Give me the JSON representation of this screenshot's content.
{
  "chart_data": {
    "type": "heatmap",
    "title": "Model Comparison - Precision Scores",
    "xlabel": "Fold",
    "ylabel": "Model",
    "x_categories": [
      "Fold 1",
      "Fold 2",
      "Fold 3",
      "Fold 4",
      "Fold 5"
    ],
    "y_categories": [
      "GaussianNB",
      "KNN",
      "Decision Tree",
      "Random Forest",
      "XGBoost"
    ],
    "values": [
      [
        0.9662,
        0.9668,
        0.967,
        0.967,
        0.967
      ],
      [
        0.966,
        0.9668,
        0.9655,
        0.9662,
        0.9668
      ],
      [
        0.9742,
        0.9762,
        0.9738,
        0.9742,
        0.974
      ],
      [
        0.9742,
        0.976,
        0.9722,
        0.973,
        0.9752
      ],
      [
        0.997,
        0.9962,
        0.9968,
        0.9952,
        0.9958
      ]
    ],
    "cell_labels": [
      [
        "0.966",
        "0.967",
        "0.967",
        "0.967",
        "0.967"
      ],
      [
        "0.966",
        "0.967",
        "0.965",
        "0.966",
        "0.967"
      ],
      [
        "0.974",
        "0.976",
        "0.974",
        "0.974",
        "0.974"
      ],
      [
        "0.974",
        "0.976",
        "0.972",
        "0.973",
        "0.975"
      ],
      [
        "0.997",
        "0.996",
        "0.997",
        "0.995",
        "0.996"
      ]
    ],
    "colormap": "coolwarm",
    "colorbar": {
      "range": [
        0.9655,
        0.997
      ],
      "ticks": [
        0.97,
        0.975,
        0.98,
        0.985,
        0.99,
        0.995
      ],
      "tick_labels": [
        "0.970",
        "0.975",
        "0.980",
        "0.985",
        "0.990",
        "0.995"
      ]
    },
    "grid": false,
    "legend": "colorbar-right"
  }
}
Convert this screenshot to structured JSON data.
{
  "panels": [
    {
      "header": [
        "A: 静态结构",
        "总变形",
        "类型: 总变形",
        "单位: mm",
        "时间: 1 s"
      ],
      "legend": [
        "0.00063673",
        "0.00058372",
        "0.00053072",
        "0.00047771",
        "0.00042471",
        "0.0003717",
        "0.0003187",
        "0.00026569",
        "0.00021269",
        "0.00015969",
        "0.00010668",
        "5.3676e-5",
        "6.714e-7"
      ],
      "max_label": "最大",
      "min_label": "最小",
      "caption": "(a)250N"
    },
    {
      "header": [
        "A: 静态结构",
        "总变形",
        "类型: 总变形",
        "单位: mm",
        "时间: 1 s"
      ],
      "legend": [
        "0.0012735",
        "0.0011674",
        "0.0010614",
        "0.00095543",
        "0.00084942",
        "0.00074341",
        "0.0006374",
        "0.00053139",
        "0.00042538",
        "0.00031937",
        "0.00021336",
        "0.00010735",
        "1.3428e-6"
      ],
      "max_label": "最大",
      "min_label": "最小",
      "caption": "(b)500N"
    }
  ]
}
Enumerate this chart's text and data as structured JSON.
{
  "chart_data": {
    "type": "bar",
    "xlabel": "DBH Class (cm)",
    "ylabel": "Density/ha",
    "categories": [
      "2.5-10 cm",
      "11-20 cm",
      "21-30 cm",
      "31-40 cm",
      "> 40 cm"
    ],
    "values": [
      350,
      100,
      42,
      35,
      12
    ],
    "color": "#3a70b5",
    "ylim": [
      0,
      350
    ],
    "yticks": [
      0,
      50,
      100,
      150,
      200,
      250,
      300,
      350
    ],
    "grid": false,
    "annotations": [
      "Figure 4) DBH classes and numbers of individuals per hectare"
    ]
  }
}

▶ _Instruction_:
Write the material out exactly, with nothing left out.

▶ _Exercise solution_:
Give me the JSON representation of this screenshot's content.
{
  "chart_data": {
    "type": "heatmap",
    "title": "Model Comparison - Precision Scores",
    "xlabel": "Fold",
    "ylabel": "Model",
    "x_categories": [
      "Fold 1",
      "Fold 2",
      "Fold 3",
      "Fold 4",
      "Fold 5"
    ],
    "y_categories": [
      "GaussianNB",
      "KNN",
      "Decision Tree",
      "Random Forest",
      "XGBoost"
    ],
    "values": [
      [
        0.9662,
        0.9668,
        0.967,
        0.967,
        0.967
      ],
      [
        0.966,
        0.9668,
        0.9655,
        0.9662,
        0.9668
      ],
      [
        0.9742,
        0.9762,
        0.9738,
        0.9742,
        0.974
      ],
      [
        0.9742,
        0.976,
        0.9722,
        0.973,
        0.9752
      ],
      [
        0.997,
        0.9962,
        0.9968,
        0.9952,
        0.9958
      ]
    ],
    "cell_labels": [
      [
        "0.966",
        "0.967",
        "0.967",
        "0.967",
        "0.967"
      ],
      [
        "0.966",
        "0.967",
        "0.965",
        "0.966",
        "0.967"
      ],
      [
        "0.974",
        "0.976",
        "0.974",
        "0.974",
        "0.974"
      ],
      [
        "0.974",
        "0.976",
        "0.972",
        "0.973",
        "0.975"
      ],
      [
        "0.997",
        "0.996",
        "0.997",
        "0.995",
        "0.996"
      ]
    ],
    "colormap": "coolwarm",
    "colorbar": {
      "range": [
        0.9655,
        0.997
      ],
      "ticks": [
        0.97,
        0.975,
        0.98,
        0.985,
        0.99,
        0.995
      ],
      "tick_labels": [
        "0.970",
        "0.975",
        "0.980",
        "0.985",
        "0.990",
        "0.995"
      ]
    },
    "grid": false,
    "legend": "colorbar-right"
  }
}
Convert this screenshot to structured JSON data.
{
  "panels": [
    {
      "header": [
        "A: 静态结构",
        "总变形",
        "类型: 总变形",
        "单位: mm",
        "时间: 1 s"
      ],
      "legend": [
        "0.00063673",
        "0.00058372",
        "0.00053072",
        "0.00047771",
        "0.00042471",
        "0.0003717",
        "0.0003187",
        "0.00026569",
        "0.00021269",
        "0.00015969",
        "0.00010668",
        "5.3676e-5",
        "6.714e-7"
      ],
      "max_label": "最大",
      "min_label": "最小",
      "caption": "(a)250N"
    },
    {
      "header": [
        "A: 静态结构",
        "总变形",
        "类型: 总变形",
        "单位: mm",
        "时间: 1 s"
      ],
      "legend": [
        "0.0012735",
        "0.0011674",
        "0.0010614",
        "0.00095543",
        "0.00084942",
        "0.00074341",
        "0.0006374",
        "0.00053139",
        "0.00042538",
        "0.00031937",
        "0.00021336",
        "0.00010735",
        "1.3428e-6"
      ],
      "max_label": "最大",
      "min_label": "最小",
      "caption": "(b)500N"
    }
  ]
}
Enumerate this chart's text and data as structured JSON.
{
  "chart_data": {
    "type": "bar",
    "xlabel": "DBH Class (cm)",
    "ylabel": "Density/ha",
    "categories": [
      "2.5-10 cm",
      "11-20 cm",
      "21-30 cm",
      "31-40 cm",
      "> 40 cm"
    ],
    "values": [
      350,
      100,
      42,
      35,
      12
    ],
    "color": "#3a70b5",
    "ylim": [
      0,
      350
    ],
    "yticks": [
      0,
      50,
      100,
      150,
      200,
      250,
      300,
      350
    ],
    "grid": false,
    "annotations": [
      "Figure 4) DBH classes and numbers of individuals per hectare"
    ]
  }
}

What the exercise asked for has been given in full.